### [Directions]
Extract every line of the material below and reproduce it faithfully.

--- start of Data listing ---

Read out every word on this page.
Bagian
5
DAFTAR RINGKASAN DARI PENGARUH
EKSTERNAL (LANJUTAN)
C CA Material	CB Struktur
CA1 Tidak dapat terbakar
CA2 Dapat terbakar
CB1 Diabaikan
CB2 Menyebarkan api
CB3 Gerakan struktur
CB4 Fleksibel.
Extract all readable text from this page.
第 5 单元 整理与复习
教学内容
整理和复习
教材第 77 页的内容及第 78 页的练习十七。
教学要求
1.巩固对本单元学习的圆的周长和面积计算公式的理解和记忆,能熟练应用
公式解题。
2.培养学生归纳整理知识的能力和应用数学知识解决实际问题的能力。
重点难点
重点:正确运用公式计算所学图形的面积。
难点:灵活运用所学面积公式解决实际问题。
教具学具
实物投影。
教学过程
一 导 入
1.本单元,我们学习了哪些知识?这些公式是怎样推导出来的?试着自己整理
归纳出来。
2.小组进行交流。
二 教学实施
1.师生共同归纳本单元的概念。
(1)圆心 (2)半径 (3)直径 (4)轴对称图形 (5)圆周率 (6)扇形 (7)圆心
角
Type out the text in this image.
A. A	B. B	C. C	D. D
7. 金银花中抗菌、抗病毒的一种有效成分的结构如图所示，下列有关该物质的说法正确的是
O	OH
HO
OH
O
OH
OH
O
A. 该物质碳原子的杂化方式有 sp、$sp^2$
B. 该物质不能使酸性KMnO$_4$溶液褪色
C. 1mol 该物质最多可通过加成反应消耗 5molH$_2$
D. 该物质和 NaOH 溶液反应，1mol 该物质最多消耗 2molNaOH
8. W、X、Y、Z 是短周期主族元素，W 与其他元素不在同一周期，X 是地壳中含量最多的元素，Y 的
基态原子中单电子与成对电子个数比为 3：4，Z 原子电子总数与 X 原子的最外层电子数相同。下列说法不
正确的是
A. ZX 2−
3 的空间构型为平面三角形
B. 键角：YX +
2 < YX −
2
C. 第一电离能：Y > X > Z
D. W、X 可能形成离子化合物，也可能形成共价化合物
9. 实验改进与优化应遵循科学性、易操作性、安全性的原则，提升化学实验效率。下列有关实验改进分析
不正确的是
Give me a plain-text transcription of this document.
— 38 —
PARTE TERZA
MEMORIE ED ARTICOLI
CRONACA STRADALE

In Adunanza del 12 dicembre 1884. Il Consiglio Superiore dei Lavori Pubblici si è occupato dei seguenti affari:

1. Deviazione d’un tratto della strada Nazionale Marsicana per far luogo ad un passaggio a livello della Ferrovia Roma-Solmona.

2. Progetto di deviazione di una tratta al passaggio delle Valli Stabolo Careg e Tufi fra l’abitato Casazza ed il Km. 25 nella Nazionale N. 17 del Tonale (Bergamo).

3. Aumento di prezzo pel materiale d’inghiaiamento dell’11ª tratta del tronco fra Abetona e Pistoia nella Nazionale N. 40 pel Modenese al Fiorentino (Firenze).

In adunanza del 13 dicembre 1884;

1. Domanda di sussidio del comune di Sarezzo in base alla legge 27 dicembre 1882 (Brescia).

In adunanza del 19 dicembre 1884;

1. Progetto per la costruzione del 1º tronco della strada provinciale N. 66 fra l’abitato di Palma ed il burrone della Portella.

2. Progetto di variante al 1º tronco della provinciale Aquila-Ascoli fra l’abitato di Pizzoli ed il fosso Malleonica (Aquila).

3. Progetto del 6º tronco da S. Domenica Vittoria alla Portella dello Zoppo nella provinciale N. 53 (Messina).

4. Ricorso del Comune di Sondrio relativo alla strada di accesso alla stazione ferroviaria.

--- end of Data listing ---

### [Result of the exercise]
Read out every word on this page.
Bagian
5
DAFTAR RINGKASAN DARI PENGARUH
EKSTERNAL (LANJUTAN)
C CA Material	CB Struktur
CA1 Tidak dapat terbakar
CA2 Dapat terbakar
CB1 Diabaikan
CB2 Menyebarkan api
CB3 Gerakan struktur
CB4 Fleksibel.
Extract all readable text from this page.
第 5 单元 整理与复习
教学内容
整理和复习
教材第 77 页的内容及第 78 页的练习十七。
教学要求
1.巩固对本单元学习的圆的周长和面积计算公式的理解和记忆,能熟练应用
公式解题。
2.培养学生归纳整理知识的能力和应用数学知识解决实际问题的能力。
重点难点
重点:正确运用公式计算所学图形的面积。
难点:灵活运用所学面积公式解决实际问题。
教具学具
实物投影。
教学过程
一 导 入
1.本单元,我们学习了哪些知识?这些公式是怎样推导出来的?试着自己整理
归纳出来。
2.小组进行交流。
二 教学实施
1.师生共同归纳本单元的概念。
(1)圆心 (2)半径 (3)直径 (4)轴对称图形 (5)圆周率 (6)扇形 (7)圆心
角
Type out the text in this image.
A. A	B. B	C. C	D. D
7. 金银花中抗菌、抗病毒的一种有效成分的结构如图所示，下列有关该物质的说法正确的是
O	OH
HO
OH
O
OH
OH
O
A. 该物质碳原子的杂化方式有 sp、$sp^2$
B. 该物质不能使酸性KMnO$_4$溶液褪色
C. 1mol 该物质最多可通过加成反应消耗 5molH$_2$
D. 该物质和 NaOH 溶液反应，1mol 该物质最多消耗 2molNaOH
8. W、X、Y、Z 是短周期主族元素，W 与其他元素不在同一周期，X 是地壳中含量最多的元素，Y 的
基态原子中单电子与成对电子个数比为 3：4，Z 原子电子总数与 X 原子的最外层电子数相同。下列说法不
正确的是
A. ZX 2−
3 的空间构型为平面三角形
B. 键角：YX +
2 < YX −
2
C. 第一电离能：Y > X > Z
D. W、X 可能形成离子化合物，也可能形成共价化合物
9. 实验改进与优化应遵循科学性、易操作性、安全性的原则，提升化学实验效率。下列有关实验改进分析
不正确的是
Give me a plain-text transcription of this document.
— 38 —
PARTE TERZA
MEMORIE ED ARTICOLI
CRONACA STRADALE

In Adunanza del 12 dicembre 1884. Il Consiglio Superiore dei Lavori Pubblici si è occupato dei seguenti affari:

1. Deviazione d’un tratto della strada Nazionale Marsicana per far luogo ad un passaggio a livello della Ferrovia Roma-Solmona.

2. Progetto di deviazione di una tratta al passaggio delle Valli Stabolo Careg e Tufi fra l’abitato Casazza ed il Km. 25 nella Nazionale N. 17 del Tonale (Bergamo).

3. Aumento di prezzo pel materiale d’inghiaiamento dell’11ª tratta del tronco fra Abetona e Pistoia nella Nazionale N. 40 pel Modenese al Fiorentino (Firenze).

In adunanza del 13 dicembre 1884;

1. Domanda di sussidio del comune di Sarezzo in base alla legge 27 dicembre 1882 (Brescia).

In adunanza del 19 dicembre 1884;

1. Progetto per la costruzione del 1º tronco della strada provinciale N. 66 fra l’abitato di Palma ed il burrone della Portella.

2. Progetto di variante al 1º tronco della provinciale Aquila-Ascoli fra l’abitato di Pizzoli ed il fosso Malleonica (Aquila).

3. Progetto del 6º tronco da S. Domenica Vittoria alla Portella dello Zoppo nella provinciale N. 53 (Messina).

4. Ricorso del Comune di Sondrio relativo alla strada di accesso alla stazione ferroviaria.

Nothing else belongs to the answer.